The records below hold pictures; please leave those out and retype the rest exactly.

***** Dataset rows

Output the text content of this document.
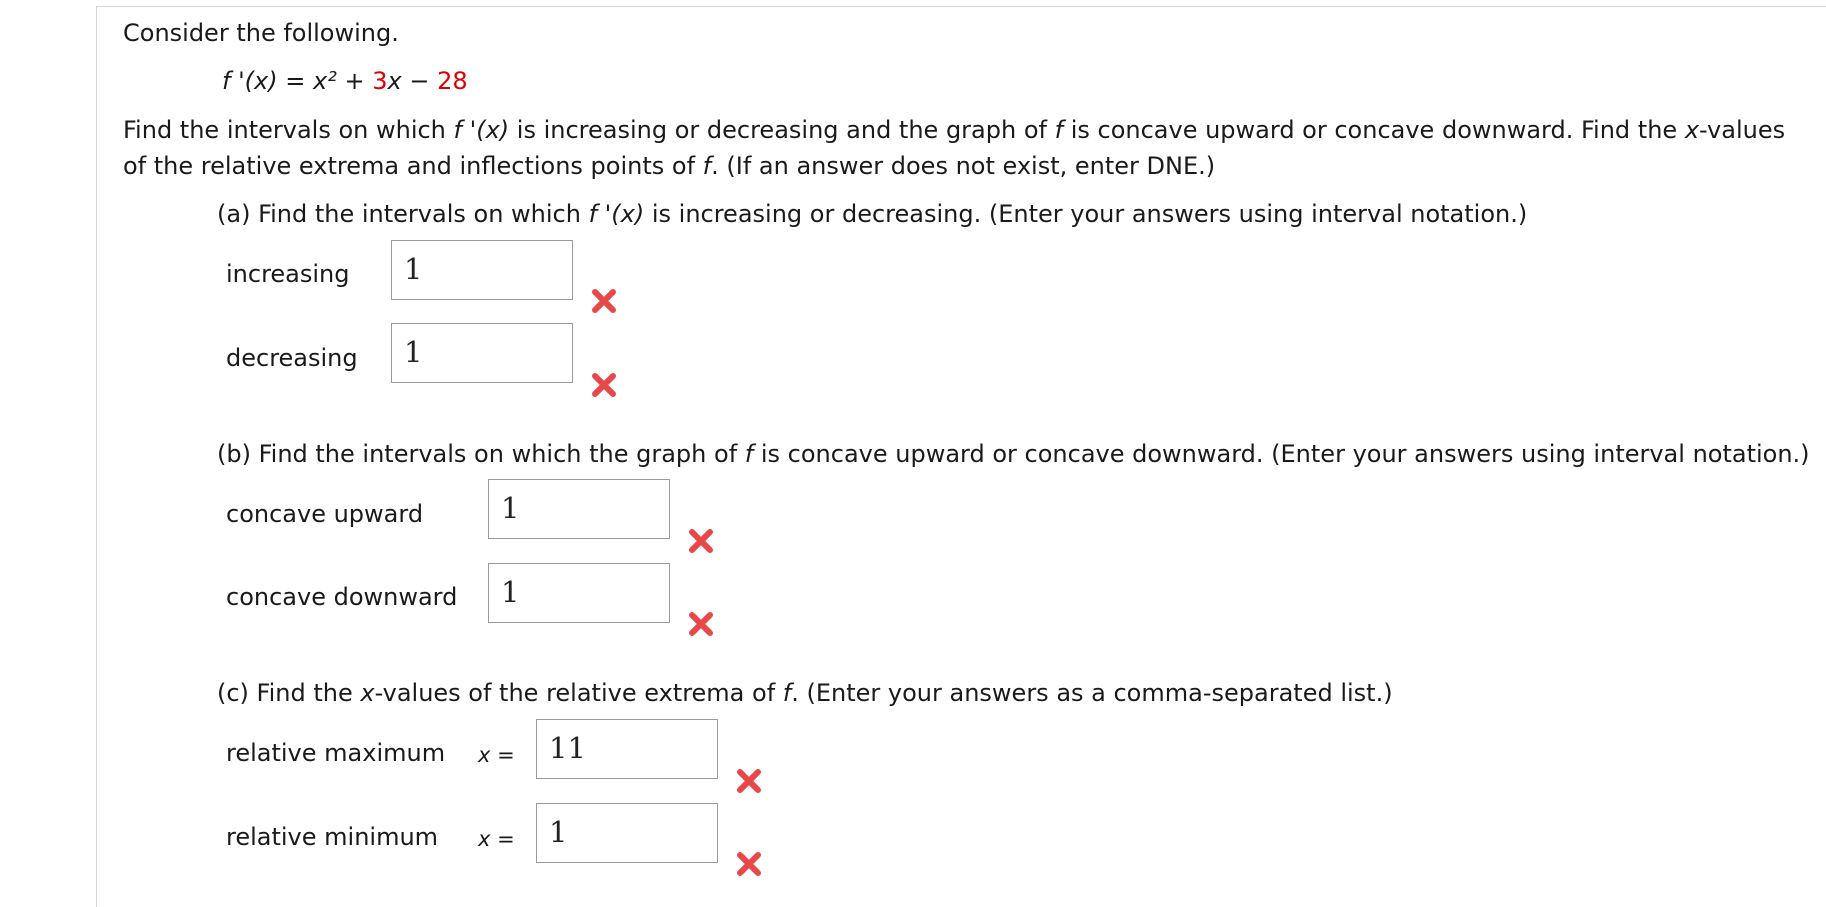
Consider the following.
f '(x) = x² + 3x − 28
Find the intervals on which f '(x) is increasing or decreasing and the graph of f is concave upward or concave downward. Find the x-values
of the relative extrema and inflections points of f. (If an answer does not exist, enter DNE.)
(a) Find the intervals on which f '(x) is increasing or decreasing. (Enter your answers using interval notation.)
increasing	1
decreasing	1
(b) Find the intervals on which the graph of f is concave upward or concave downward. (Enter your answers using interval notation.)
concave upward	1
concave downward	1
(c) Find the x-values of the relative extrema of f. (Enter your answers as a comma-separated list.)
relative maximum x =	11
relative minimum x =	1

**********

- **Result of the exercise**:
Output the text content of this document.
Consider the following.
f '(x) = x² + 3x − 28
Find the intervals on which f '(x) is increasing or decreasing and the graph of f is concave upward or concave downward. Find the x-values
of the relative extrema and inflections points of f. (If an answer does not exist, enter DNE.)
(a) Find the intervals on which f '(x) is increasing or decreasing. (Enter your answers using interval notation.)
increasing	1
decreasing	1
(b) Find the intervals on which the graph of f is concave upward or concave downward. (Enter your answers using interval notation.)
concave upward	1
concave downward	1
(c) Find the x-values of the relative extrema of f. (Enter your answers as a comma-separated list.)
relative maximum x =	11
relative minimum x =	1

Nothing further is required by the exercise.